— START —
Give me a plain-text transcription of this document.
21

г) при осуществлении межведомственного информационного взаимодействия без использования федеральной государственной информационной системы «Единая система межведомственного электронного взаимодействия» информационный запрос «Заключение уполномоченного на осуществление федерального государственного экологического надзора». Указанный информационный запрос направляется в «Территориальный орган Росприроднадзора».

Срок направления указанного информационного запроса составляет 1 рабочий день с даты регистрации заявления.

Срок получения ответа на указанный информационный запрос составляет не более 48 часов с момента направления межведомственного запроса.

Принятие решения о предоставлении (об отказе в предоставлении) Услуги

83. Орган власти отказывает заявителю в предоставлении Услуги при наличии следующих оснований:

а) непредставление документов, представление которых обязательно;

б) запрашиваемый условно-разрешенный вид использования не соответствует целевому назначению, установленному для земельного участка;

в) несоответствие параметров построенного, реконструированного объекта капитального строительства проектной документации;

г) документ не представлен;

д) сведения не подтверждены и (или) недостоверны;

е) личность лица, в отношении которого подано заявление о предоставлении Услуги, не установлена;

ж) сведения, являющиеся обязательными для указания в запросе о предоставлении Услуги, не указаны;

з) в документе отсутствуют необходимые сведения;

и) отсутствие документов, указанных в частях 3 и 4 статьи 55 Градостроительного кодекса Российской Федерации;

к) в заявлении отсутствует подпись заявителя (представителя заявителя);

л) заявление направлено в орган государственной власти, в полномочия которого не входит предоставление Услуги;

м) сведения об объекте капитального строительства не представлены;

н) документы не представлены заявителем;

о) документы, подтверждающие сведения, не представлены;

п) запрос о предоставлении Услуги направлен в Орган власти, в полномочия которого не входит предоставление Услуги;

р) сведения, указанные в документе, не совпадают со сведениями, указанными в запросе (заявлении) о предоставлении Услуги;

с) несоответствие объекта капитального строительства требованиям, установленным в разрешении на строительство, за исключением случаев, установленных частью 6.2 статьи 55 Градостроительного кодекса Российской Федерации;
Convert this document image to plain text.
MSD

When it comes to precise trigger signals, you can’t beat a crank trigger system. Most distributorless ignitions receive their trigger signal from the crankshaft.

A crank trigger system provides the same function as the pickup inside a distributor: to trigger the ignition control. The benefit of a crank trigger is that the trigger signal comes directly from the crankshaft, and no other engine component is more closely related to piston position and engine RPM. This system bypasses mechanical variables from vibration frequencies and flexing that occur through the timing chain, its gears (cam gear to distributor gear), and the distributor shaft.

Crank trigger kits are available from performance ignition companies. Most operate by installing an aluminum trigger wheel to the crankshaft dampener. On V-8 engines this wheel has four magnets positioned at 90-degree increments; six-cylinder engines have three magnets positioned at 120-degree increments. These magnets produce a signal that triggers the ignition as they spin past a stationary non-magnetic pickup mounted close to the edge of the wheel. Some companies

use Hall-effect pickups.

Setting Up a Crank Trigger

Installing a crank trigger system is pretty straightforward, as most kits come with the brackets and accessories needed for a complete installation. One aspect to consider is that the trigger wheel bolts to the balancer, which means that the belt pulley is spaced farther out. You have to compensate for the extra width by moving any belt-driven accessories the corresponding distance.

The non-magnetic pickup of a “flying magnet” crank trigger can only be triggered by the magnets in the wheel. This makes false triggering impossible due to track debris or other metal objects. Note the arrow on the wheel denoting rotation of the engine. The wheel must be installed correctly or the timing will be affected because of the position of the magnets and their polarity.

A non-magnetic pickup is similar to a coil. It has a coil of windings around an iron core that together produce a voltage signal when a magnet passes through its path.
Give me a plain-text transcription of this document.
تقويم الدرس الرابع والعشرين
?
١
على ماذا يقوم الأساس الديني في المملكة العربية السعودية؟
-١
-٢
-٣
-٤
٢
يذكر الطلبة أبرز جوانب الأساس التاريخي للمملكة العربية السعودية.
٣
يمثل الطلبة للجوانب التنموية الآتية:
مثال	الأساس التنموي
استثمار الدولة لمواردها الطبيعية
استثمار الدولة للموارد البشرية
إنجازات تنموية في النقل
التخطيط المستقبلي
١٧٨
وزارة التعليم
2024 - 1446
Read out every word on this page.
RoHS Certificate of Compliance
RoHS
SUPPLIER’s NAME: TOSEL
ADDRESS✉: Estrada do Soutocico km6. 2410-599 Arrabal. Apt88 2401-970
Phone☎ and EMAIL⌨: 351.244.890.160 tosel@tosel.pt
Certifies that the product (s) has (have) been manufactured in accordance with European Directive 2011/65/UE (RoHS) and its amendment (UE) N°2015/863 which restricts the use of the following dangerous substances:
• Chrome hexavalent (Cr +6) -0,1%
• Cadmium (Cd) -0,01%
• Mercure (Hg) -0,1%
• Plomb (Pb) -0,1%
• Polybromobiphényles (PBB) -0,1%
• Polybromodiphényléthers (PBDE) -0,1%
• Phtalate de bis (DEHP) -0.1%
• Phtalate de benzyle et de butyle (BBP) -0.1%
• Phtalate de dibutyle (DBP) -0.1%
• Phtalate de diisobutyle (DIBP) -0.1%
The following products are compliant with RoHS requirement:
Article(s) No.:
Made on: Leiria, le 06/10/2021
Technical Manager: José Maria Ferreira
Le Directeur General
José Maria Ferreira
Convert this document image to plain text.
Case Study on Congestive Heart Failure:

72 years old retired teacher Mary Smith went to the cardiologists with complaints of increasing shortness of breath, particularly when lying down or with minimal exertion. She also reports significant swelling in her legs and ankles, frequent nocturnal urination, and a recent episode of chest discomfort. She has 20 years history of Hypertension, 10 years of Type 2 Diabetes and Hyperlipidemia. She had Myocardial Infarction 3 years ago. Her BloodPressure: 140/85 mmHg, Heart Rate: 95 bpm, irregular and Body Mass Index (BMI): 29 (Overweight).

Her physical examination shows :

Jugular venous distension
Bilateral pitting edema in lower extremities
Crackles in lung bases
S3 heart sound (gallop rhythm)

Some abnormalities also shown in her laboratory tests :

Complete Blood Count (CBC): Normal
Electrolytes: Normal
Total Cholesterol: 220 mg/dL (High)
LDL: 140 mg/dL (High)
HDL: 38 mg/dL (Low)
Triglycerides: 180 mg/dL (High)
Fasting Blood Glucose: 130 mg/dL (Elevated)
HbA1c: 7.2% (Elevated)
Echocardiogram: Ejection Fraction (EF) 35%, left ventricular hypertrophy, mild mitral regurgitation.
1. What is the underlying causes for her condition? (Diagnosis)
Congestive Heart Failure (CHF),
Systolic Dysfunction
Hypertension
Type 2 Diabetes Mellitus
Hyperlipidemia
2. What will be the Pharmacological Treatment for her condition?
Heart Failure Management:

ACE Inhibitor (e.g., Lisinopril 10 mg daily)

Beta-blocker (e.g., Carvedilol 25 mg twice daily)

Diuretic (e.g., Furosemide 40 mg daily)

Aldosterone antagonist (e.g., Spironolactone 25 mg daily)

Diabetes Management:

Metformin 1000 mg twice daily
— END —
Work to complete - Go through the material and copy out every line with "Ferreira" in it.

Solution for this task -
Technical Manager: José Maria Ferreira
José Maria Ferreira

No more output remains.